"""

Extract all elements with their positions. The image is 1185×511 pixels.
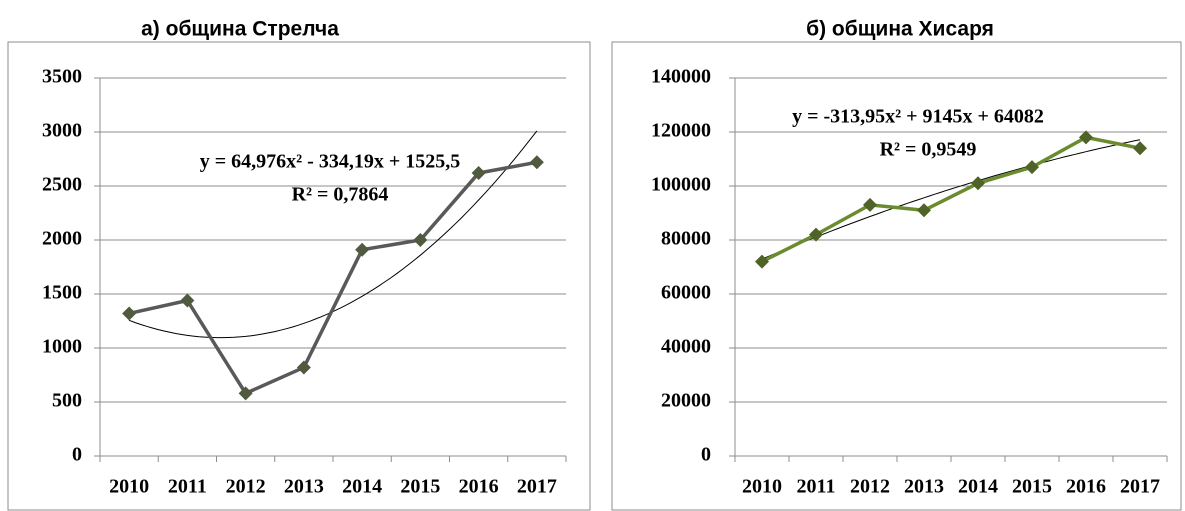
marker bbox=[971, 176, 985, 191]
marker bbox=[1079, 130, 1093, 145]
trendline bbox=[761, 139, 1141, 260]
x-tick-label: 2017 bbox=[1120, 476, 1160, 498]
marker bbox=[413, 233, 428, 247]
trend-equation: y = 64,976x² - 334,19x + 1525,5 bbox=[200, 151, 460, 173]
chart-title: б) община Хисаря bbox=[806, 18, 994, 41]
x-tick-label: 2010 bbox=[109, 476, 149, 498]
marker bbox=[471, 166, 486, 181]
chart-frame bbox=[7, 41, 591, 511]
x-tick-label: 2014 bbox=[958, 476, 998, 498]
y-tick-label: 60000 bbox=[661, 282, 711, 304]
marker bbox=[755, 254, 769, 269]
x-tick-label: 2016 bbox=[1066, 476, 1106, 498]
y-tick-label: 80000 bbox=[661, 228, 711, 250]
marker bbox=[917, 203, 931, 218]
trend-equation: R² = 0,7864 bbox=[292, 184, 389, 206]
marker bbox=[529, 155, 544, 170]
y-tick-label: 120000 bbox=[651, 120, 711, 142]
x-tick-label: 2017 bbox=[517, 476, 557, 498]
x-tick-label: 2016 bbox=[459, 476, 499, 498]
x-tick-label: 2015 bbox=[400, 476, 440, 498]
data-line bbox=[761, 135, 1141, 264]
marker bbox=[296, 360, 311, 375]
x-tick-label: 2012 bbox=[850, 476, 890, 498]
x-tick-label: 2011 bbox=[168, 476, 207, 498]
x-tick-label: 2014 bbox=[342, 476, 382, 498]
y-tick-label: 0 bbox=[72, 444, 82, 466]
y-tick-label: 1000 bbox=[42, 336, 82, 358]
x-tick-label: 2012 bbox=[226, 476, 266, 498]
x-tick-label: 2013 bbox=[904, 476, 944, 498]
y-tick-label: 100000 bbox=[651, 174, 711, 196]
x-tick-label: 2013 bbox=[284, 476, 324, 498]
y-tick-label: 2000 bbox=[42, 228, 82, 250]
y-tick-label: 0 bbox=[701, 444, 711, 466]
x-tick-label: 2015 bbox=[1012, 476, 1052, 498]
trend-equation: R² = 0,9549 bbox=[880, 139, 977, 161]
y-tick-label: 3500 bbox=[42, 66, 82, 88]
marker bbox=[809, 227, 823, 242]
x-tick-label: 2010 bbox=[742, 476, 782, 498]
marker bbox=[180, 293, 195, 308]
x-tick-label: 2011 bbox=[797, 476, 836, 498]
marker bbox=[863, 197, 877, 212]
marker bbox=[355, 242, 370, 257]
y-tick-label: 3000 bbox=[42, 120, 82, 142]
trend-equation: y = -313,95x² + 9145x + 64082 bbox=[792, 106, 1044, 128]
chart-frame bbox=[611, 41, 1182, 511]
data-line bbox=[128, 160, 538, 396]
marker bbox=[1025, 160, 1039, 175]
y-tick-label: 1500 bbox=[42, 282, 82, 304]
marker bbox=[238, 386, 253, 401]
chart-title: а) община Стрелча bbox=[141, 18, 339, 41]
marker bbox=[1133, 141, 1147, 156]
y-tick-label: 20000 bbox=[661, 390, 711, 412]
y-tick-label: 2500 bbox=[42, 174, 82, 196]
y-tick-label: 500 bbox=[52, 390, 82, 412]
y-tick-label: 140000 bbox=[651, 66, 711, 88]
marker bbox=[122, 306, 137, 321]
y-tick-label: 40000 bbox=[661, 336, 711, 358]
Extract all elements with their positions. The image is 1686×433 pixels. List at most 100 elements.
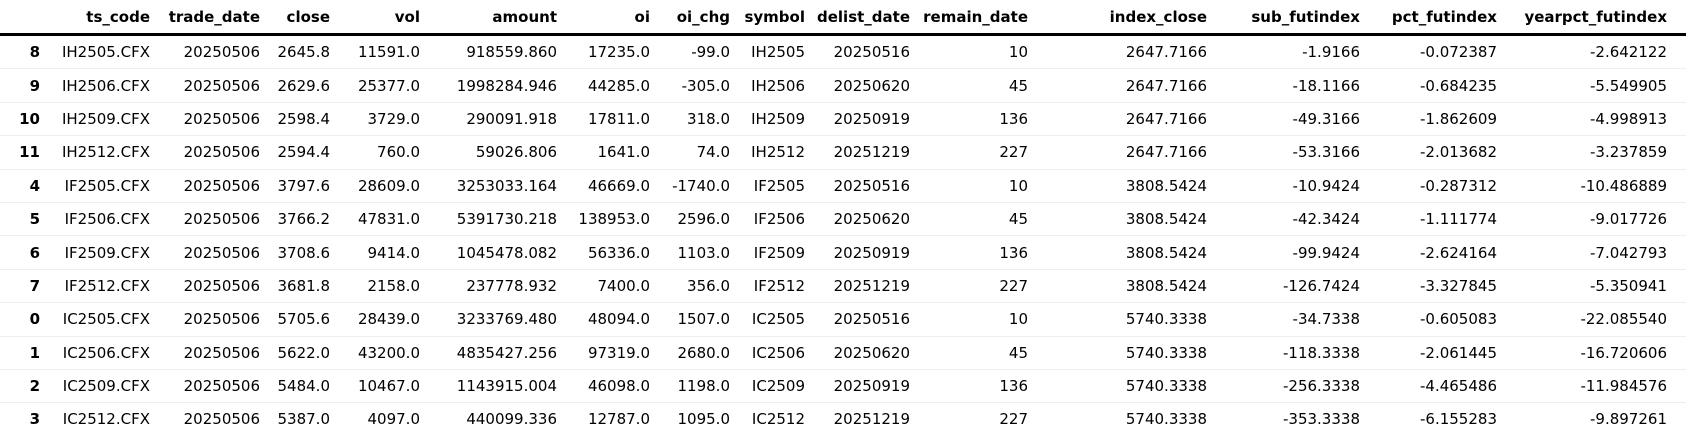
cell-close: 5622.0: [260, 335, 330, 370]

"""

● SET PROBLEM:
Give back all of the data above word for word, but leave out the pictures.

● ANSWER FOR THIS EXERCISE:
Extract all elements with their positions. The image is 1185×511 pixels.
marker bbox=[971, 176, 985, 191]
marker bbox=[1079, 130, 1093, 145]
trendline bbox=[761, 139, 1141, 260]
x-tick-label: 2017 bbox=[1120, 476, 1160, 498]
marker bbox=[413, 233, 428, 247]
trend-equation: y = 64,976x² - 334,19x + 1525,5 bbox=[200, 151, 460, 173]
chart-title: б) община Хисаря bbox=[806, 18, 994, 41]
x-tick-label: 2010 bbox=[109, 476, 149, 498]
marker bbox=[471, 166, 486, 181]
chart-frame bbox=[7, 41, 591, 511]
x-tick-label: 2014 bbox=[958, 476, 998, 498]
y-tick-label: 60000 bbox=[661, 282, 711, 304]
marker bbox=[755, 254, 769, 269]
x-tick-label: 2016 bbox=[1066, 476, 1106, 498]
y-tick-label: 80000 bbox=[661, 228, 711, 250]
marker bbox=[917, 203, 931, 218]
trend-equation: R² = 0,7864 bbox=[292, 184, 389, 206]
marker bbox=[529, 155, 544, 170]
y-tick-label: 120000 bbox=[651, 120, 711, 142]
x-tick-label: 2017 bbox=[517, 476, 557, 498]
x-tick-label: 2016 bbox=[459, 476, 499, 498]
x-tick-label: 2015 bbox=[400, 476, 440, 498]
data-line bbox=[761, 135, 1141, 264]
marker bbox=[296, 360, 311, 375]
x-tick-label: 2012 bbox=[850, 476, 890, 498]
x-tick-label: 2011 bbox=[168, 476, 207, 498]
x-tick-label: 2014 bbox=[342, 476, 382, 498]
y-tick-label: 0 bbox=[72, 444, 82, 466]
y-tick-label: 1000 bbox=[42, 336, 82, 358]
x-tick-label: 2012 bbox=[226, 476, 266, 498]
x-tick-label: 2013 bbox=[904, 476, 944, 498]
y-tick-label: 100000 bbox=[651, 174, 711, 196]
x-tick-label: 2013 bbox=[284, 476, 324, 498]
y-tick-label: 2000 bbox=[42, 228, 82, 250]
y-tick-label: 0 bbox=[701, 444, 711, 466]
x-tick-label: 2015 bbox=[1012, 476, 1052, 498]
trend-equation: R² = 0,9549 bbox=[880, 139, 977, 161]
y-tick-label: 3500 bbox=[42, 66, 82, 88]
marker bbox=[809, 227, 823, 242]
x-tick-label: 2010 bbox=[742, 476, 782, 498]
marker bbox=[180, 293, 195, 308]
x-tick-label: 2011 bbox=[797, 476, 836, 498]
marker bbox=[863, 197, 877, 212]
marker bbox=[355, 242, 370, 257]
y-tick-label: 3000 bbox=[42, 120, 82, 142]
trend-equation: y = -313,95x² + 9145x + 64082 bbox=[792, 106, 1044, 128]
chart-frame bbox=[611, 41, 1182, 511]
data-line bbox=[128, 160, 538, 396]
marker bbox=[1025, 160, 1039, 175]
y-tick-label: 1500 bbox=[42, 282, 82, 304]
marker bbox=[238, 386, 253, 401]
chart-title: а) община Стрелча bbox=[141, 18, 339, 41]
marker bbox=[1133, 141, 1147, 156]
y-tick-label: 20000 bbox=[661, 390, 711, 412]
y-tick-label: 2500 bbox=[42, 174, 82, 196]
y-tick-label: 500 bbox=[52, 390, 82, 412]
y-tick-label: 140000 bbox=[651, 66, 711, 88]
marker bbox=[122, 306, 137, 321]
y-tick-label: 40000 bbox=[661, 336, 711, 358]
Extract all elements with their positions. The image is 1686×433 pixels. List at most 100 elements.
cell-close: 5622.0: [260, 335, 330, 370]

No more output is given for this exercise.